▸ **Short problem**
Write out each record again exactly as it stands.

▸ **Data supplied**

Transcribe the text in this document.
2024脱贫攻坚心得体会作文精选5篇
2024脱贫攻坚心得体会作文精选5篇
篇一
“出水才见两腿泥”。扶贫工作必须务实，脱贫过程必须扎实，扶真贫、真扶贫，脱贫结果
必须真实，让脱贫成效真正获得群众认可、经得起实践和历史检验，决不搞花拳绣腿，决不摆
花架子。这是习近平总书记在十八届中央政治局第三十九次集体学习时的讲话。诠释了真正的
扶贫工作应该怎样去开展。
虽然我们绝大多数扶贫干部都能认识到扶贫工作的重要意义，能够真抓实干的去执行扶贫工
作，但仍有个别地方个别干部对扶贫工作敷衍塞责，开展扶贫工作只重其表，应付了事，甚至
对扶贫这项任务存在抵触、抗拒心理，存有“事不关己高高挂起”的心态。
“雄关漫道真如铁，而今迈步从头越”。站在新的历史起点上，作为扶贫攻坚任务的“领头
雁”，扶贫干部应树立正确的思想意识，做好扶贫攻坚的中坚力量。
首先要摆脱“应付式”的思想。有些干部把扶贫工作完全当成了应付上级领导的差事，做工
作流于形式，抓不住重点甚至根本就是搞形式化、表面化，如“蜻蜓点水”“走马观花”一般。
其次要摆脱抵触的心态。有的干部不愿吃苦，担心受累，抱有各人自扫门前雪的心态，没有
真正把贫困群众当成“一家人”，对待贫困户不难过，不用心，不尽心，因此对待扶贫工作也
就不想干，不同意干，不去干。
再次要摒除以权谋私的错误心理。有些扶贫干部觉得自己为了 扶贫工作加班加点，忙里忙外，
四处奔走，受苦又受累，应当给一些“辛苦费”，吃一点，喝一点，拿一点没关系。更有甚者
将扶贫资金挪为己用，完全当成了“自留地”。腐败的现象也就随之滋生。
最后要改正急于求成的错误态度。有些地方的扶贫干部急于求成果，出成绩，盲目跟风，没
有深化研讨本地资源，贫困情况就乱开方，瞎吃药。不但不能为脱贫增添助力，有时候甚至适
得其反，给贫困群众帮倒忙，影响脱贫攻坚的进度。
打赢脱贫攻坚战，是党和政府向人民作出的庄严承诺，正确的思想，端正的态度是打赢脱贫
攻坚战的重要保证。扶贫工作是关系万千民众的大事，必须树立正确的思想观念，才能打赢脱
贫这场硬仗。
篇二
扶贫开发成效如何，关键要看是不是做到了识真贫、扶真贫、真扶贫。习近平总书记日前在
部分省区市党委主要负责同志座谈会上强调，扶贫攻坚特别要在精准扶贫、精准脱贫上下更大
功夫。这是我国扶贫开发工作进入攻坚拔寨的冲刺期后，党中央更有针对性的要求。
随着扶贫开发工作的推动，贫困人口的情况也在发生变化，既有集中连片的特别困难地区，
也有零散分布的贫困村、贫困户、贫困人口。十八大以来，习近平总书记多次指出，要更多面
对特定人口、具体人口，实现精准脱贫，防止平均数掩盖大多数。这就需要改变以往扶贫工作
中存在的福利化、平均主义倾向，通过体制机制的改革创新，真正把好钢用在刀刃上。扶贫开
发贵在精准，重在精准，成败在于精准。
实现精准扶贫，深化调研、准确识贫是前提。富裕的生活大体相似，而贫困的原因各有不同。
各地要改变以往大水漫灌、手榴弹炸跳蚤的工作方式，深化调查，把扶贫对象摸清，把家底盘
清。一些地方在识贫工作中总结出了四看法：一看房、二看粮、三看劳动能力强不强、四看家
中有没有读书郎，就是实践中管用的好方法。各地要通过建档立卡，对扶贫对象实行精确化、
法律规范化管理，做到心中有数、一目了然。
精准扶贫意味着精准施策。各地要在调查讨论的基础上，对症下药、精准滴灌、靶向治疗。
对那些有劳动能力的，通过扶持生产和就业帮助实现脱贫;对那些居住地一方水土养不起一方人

▸ **Final result**
Transcribe the text in this document.
2024脱贫攻坚心得体会作文精选5篇
2024脱贫攻坚心得体会作文精选5篇
篇一
“出水才见两腿泥”。扶贫工作必须务实，脱贫过程必须扎实，扶真贫、真扶贫，脱贫结果
必须真实，让脱贫成效真正获得群众认可、经得起实践和历史检验，决不搞花拳绣腿，决不摆
花架子。这是习近平总书记在十八届中央政治局第三十九次集体学习时的讲话。诠释了真正的
扶贫工作应该怎样去开展。
虽然我们绝大多数扶贫干部都能认识到扶贫工作的重要意义，能够真抓实干的去执行扶贫工
作，但仍有个别地方个别干部对扶贫工作敷衍塞责，开展扶贫工作只重其表，应付了事，甚至
对扶贫这项任务存在抵触、抗拒心理，存有“事不关己高高挂起”的心态。
“雄关漫道真如铁，而今迈步从头越”。站在新的历史起点上，作为扶贫攻坚任务的“领头
雁”，扶贫干部应树立正确的思想意识，做好扶贫攻坚的中坚力量。
首先要摆脱“应付式”的思想。有些干部把扶贫工作完全当成了应付上级领导的差事，做工
作流于形式，抓不住重点甚至根本就是搞形式化、表面化，如“蜻蜓点水”“走马观花”一般。
其次要摆脱抵触的心态。有的干部不愿吃苦，担心受累，抱有各人自扫门前雪的心态，没有
真正把贫困群众当成“一家人”，对待贫困户不难过，不用心，不尽心，因此对待扶贫工作也
就不想干，不同意干，不去干。
再次要摒除以权谋私的错误心理。有些扶贫干部觉得自己为了 扶贫工作加班加点，忙里忙外，
四处奔走，受苦又受累，应当给一些“辛苦费”，吃一点，喝一点，拿一点没关系。更有甚者
将扶贫资金挪为己用，完全当成了“自留地”。腐败的现象也就随之滋生。
最后要改正急于求成的错误态度。有些地方的扶贫干部急于求成果，出成绩，盲目跟风，没
有深化研讨本地资源，贫困情况就乱开方，瞎吃药。不但不能为脱贫增添助力，有时候甚至适
得其反，给贫困群众帮倒忙，影响脱贫攻坚的进度。
打赢脱贫攻坚战，是党和政府向人民作出的庄严承诺，正确的思想，端正的态度是打赢脱贫
攻坚战的重要保证。扶贫工作是关系万千民众的大事，必须树立正确的思想观念，才能打赢脱
贫这场硬仗。
篇二
扶贫开发成效如何，关键要看是不是做到了识真贫、扶真贫、真扶贫。习近平总书记日前在
部分省区市党委主要负责同志座谈会上强调，扶贫攻坚特别要在精准扶贫、精准脱贫上下更大
功夫。这是我国扶贫开发工作进入攻坚拔寨的冲刺期后，党中央更有针对性的要求。
随着扶贫开发工作的推动，贫困人口的情况也在发生变化，既有集中连片的特别困难地区，
也有零散分布的贫困村、贫困户、贫困人口。十八大以来，习近平总书记多次指出，要更多面
对特定人口、具体人口，实现精准脱贫，防止平均数掩盖大多数。这就需要改变以往扶贫工作
中存在的福利化、平均主义倾向，通过体制机制的改革创新，真正把好钢用在刀刃上。扶贫开
发贵在精准，重在精准，成败在于精准。
实现精准扶贫，深化调研、准确识贫是前提。富裕的生活大体相似，而贫困的原因各有不同。
各地要改变以往大水漫灌、手榴弹炸跳蚤的工作方式，深化调查，把扶贫对象摸清，把家底盘
清。一些地方在识贫工作中总结出了四看法：一看房、二看粮、三看劳动能力强不强、四看家
中有没有读书郎，就是实践中管用的好方法。各地要通过建档立卡，对扶贫对象实行精确化、
法律规范化管理，做到心中有数、一目了然。
精准扶贫意味着精准施策。各地要在调查讨论的基础上，对症下药、精准滴灌、靶向治疗。
对那些有劳动能力的，通过扶持生产和就业帮助实现脱贫;对那些居住地一方水土养不起一方人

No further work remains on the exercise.